Make an exact copy of the entries below with the pictures removed.

** START OF Rows **

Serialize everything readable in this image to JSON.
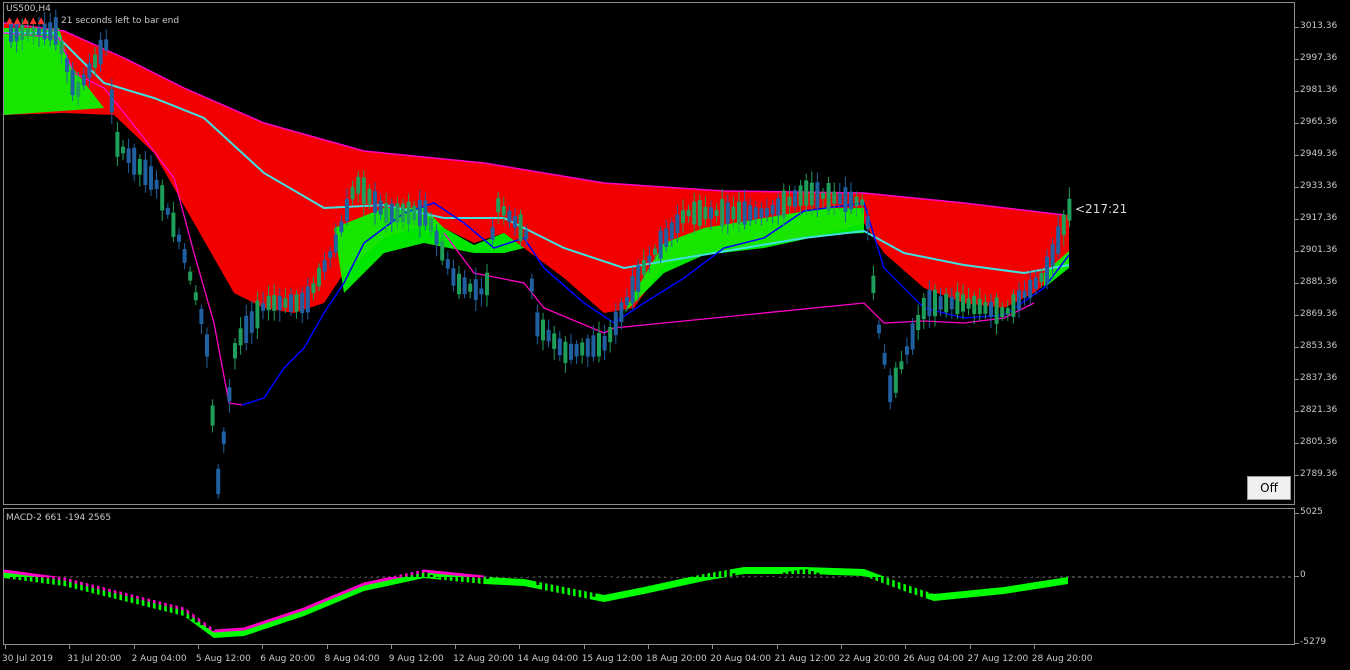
{
  "chart": {
    "symbol": "US500,H4",
    "timer_prefix": "▲▲▲▲▲",
    "timer_text": "21 seconds left to bar end",
    "price_marker": "<217:21",
    "off_label": "Off"
  },
  "macd": {
    "title": "MACD-2 661 -194 2565"
  },
  "price_axis": [
    "3013.36",
    "2997.36",
    "2981.36",
    "2965.36",
    "2949.36",
    "2933.36",
    "2917.36",
    "2901.36",
    "2885.36",
    "2869.36",
    "2853.36",
    "2837.36",
    "2821.36",
    "2805.36",
    "2789.36"
  ],
  "macd_axis": [
    "5025",
    "0",
    "-5279"
  ],
  "time_axis": [
    "30 Jul 2019",
    "31 Jul 20:00",
    "2 Aug 04:00",
    "5 Aug 12:00",
    "6 Aug 20:00",
    "8 Aug 04:00",
    "9 Aug 12:00",
    "12 Aug 20:00",
    "14 Aug 04:00",
    "15 Aug 12:00",
    "18 Aug 20:00",
    "20 Aug 04:00",
    "21 Aug 12:00",
    "22 Aug 20:00",
    "26 Aug 04:00",
    "27 Aug 12:00",
    "28 Aug 20:00"
  ],
  "colors": {
    "bull_candle": "#1e9e5a",
    "bear_candle": "#2060a0",
    "ribbon_red": "#ff0000",
    "ribbon_green": "#00ff00",
    "ma_cyan": "#40e0e0",
    "ma_magenta": "#ff00c8",
    "ma_blue": "#0000ff",
    "hist_blue": "#0000ff",
    "hist_cyan": "#20a0e0",
    "hist_brown": "#a02020",
    "hist_pink": "#ff80c8"
  }
}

** END OF Rows **

Task result
Serialize everything readable in this image to JSON.
{
  "chart": {
    "symbol": "US500,H4",
    "timer_prefix": "▲▲▲▲▲",
    "timer_text": "21 seconds left to bar end",
    "price_marker": "<217:21",
    "off_label": "Off"
  },
  "macd": {
    "title": "MACD-2 661 -194 2565"
  },
  "price_axis": [
    "3013.36",
    "2997.36",
    "2981.36",
    "2965.36",
    "2949.36",
    "2933.36",
    "2917.36",
    "2901.36",
    "2885.36",
    "2869.36",
    "2853.36",
    "2837.36",
    "2821.36",
    "2805.36",
    "2789.36"
  ],
  "macd_axis": [
    "5025",
    "0",
    "-5279"
  ],
  "time_axis": [
    "30 Jul 2019",
    "31 Jul 20:00",
    "2 Aug 04:00",
    "5 Aug 12:00",
    "6 Aug 20:00",
    "8 Aug 04:00",
    "9 Aug 12:00",
    "12 Aug 20:00",
    "14 Aug 04:00",
    "15 Aug 12:00",
    "18 Aug 20:00",
    "20 Aug 04:00",
    "21 Aug 12:00",
    "22 Aug 20:00",
    "26 Aug 04:00",
    "27 Aug 12:00",
    "28 Aug 20:00"
  ],
  "colors": {
    "bull_candle": "#1e9e5a",
    "bear_candle": "#2060a0",
    "ribbon_red": "#ff0000",
    "ribbon_green": "#00ff00",
    "ma_cyan": "#40e0e0",
    "ma_magenta": "#ff00c8",
    "ma_blue": "#0000ff",
    "hist_blue": "#0000ff",
    "hist_cyan": "#20a0e0",
    "hist_brown": "#a02020",
    "hist_pink": "#ff80c8"
  }
}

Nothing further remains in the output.